-- GOAL --
Write out all the entries word for word and omit any pictures.

--- Start of PROVIDED RECORDS ---

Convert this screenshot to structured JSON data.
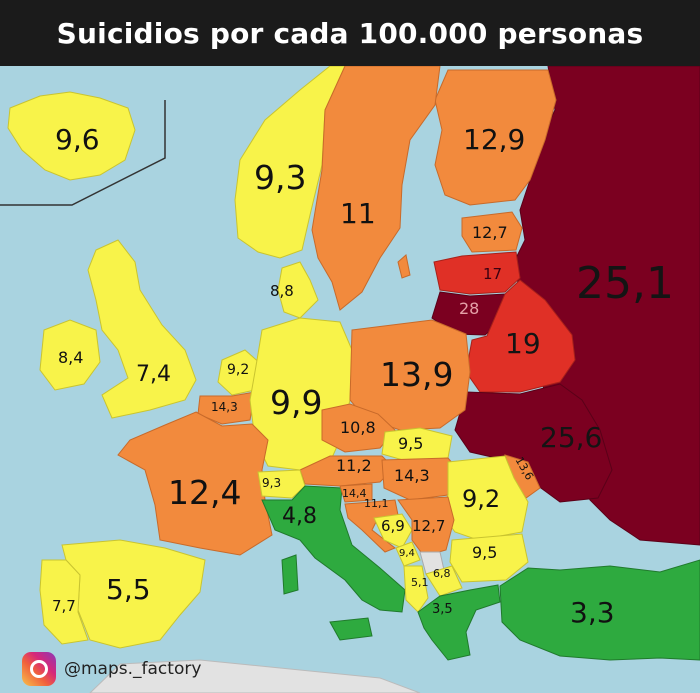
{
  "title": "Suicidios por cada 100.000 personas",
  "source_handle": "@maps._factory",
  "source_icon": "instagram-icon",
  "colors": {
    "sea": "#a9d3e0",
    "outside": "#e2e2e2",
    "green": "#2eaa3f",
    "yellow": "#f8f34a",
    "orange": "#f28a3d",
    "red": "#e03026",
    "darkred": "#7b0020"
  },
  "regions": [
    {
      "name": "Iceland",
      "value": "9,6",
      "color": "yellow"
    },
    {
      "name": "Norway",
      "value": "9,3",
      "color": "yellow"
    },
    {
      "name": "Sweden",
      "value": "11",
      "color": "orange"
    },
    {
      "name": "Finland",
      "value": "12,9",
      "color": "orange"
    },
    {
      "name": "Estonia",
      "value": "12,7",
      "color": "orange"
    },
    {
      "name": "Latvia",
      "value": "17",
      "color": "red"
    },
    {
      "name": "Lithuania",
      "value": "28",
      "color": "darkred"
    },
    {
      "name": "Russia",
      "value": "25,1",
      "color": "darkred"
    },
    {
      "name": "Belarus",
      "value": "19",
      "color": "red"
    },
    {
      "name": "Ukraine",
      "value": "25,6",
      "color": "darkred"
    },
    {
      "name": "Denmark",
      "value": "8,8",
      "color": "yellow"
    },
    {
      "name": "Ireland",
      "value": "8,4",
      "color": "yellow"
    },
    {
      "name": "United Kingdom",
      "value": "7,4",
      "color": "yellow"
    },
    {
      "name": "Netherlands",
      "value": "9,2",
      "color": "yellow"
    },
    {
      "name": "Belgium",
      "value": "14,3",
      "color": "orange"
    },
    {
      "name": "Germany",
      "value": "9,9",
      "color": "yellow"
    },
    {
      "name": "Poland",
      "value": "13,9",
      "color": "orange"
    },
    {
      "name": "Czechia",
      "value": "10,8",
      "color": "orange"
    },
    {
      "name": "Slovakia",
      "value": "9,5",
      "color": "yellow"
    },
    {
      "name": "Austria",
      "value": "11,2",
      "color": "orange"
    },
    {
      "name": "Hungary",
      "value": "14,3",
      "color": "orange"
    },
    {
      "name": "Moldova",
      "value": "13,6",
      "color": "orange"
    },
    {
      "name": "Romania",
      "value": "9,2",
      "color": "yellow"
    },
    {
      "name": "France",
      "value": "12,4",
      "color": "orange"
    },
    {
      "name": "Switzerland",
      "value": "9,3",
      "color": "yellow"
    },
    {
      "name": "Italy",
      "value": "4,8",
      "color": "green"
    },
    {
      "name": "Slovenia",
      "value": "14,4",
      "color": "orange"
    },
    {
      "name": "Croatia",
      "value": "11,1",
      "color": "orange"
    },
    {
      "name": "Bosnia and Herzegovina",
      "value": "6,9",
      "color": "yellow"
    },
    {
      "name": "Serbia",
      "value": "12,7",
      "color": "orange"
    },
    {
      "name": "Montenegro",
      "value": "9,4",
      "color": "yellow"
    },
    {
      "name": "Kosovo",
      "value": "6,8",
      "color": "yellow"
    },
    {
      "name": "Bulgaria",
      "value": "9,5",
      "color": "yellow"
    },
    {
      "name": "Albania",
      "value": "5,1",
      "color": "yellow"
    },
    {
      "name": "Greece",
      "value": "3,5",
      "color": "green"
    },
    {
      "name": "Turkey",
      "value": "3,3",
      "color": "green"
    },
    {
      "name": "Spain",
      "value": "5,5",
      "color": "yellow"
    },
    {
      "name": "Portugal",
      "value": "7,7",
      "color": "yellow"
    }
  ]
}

--- End of PROVIDED RECORDS ---

-- SOLUTION --
Convert this screenshot to structured JSON data.
{
  "title": "Suicidios por cada 100.000 personas",
  "source_handle": "@maps._factory",
  "source_icon": "instagram-icon",
  "colors": {
    "sea": "#a9d3e0",
    "outside": "#e2e2e2",
    "green": "#2eaa3f",
    "yellow": "#f8f34a",
    "orange": "#f28a3d",
    "red": "#e03026",
    "darkred": "#7b0020"
  },
  "regions": [
    {
      "name": "Iceland",
      "value": "9,6",
      "color": "yellow"
    },
    {
      "name": "Norway",
      "value": "9,3",
      "color": "yellow"
    },
    {
      "name": "Sweden",
      "value": "11",
      "color": "orange"
    },
    {
      "name": "Finland",
      "value": "12,9",
      "color": "orange"
    },
    {
      "name": "Estonia",
      "value": "12,7",
      "color": "orange"
    },
    {
      "name": "Latvia",
      "value": "17",
      "color": "red"
    },
    {
      "name": "Lithuania",
      "value": "28",
      "color": "darkred"
    },
    {
      "name": "Russia",
      "value": "25,1",
      "color": "darkred"
    },
    {
      "name": "Belarus",
      "value": "19",
      "color": "red"
    },
    {
      "name": "Ukraine",
      "value": "25,6",
      "color": "darkred"
    },
    {
      "name": "Denmark",
      "value": "8,8",
      "color": "yellow"
    },
    {
      "name": "Ireland",
      "value": "8,4",
      "color": "yellow"
    },
    {
      "name": "United Kingdom",
      "value": "7,4",
      "color": "yellow"
    },
    {
      "name": "Netherlands",
      "value": "9,2",
      "color": "yellow"
    },
    {
      "name": "Belgium",
      "value": "14,3",
      "color": "orange"
    },
    {
      "name": "Germany",
      "value": "9,9",
      "color": "yellow"
    },
    {
      "name": "Poland",
      "value": "13,9",
      "color": "orange"
    },
    {
      "name": "Czechia",
      "value": "10,8",
      "color": "orange"
    },
    {
      "name": "Slovakia",
      "value": "9,5",
      "color": "yellow"
    },
    {
      "name": "Austria",
      "value": "11,2",
      "color": "orange"
    },
    {
      "name": "Hungary",
      "value": "14,3",
      "color": "orange"
    },
    {
      "name": "Moldova",
      "value": "13,6",
      "color": "orange"
    },
    {
      "name": "Romania",
      "value": "9,2",
      "color": "yellow"
    },
    {
      "name": "France",
      "value": "12,4",
      "color": "orange"
    },
    {
      "name": "Switzerland",
      "value": "9,3",
      "color": "yellow"
    },
    {
      "name": "Italy",
      "value": "4,8",
      "color": "green"
    },
    {
      "name": "Slovenia",
      "value": "14,4",
      "color": "orange"
    },
    {
      "name": "Croatia",
      "value": "11,1",
      "color": "orange"
    },
    {
      "name": "Bosnia and Herzegovina",
      "value": "6,9",
      "color": "yellow"
    },
    {
      "name": "Serbia",
      "value": "12,7",
      "color": "orange"
    },
    {
      "name": "Montenegro",
      "value": "9,4",
      "color": "yellow"
    },
    {
      "name": "Kosovo",
      "value": "6,8",
      "color": "yellow"
    },
    {
      "name": "Bulgaria",
      "value": "9,5",
      "color": "yellow"
    },
    {
      "name": "Albania",
      "value": "5,1",
      "color": "yellow"
    },
    {
      "name": "Greece",
      "value": "3,5",
      "color": "green"
    },
    {
      "name": "Turkey",
      "value": "3,3",
      "color": "green"
    },
    {
      "name": "Spain",
      "value": "5,5",
      "color": "yellow"
    },
    {
      "name": "Portugal",
      "value": "7,7",
      "color": "yellow"
    }
  ]
}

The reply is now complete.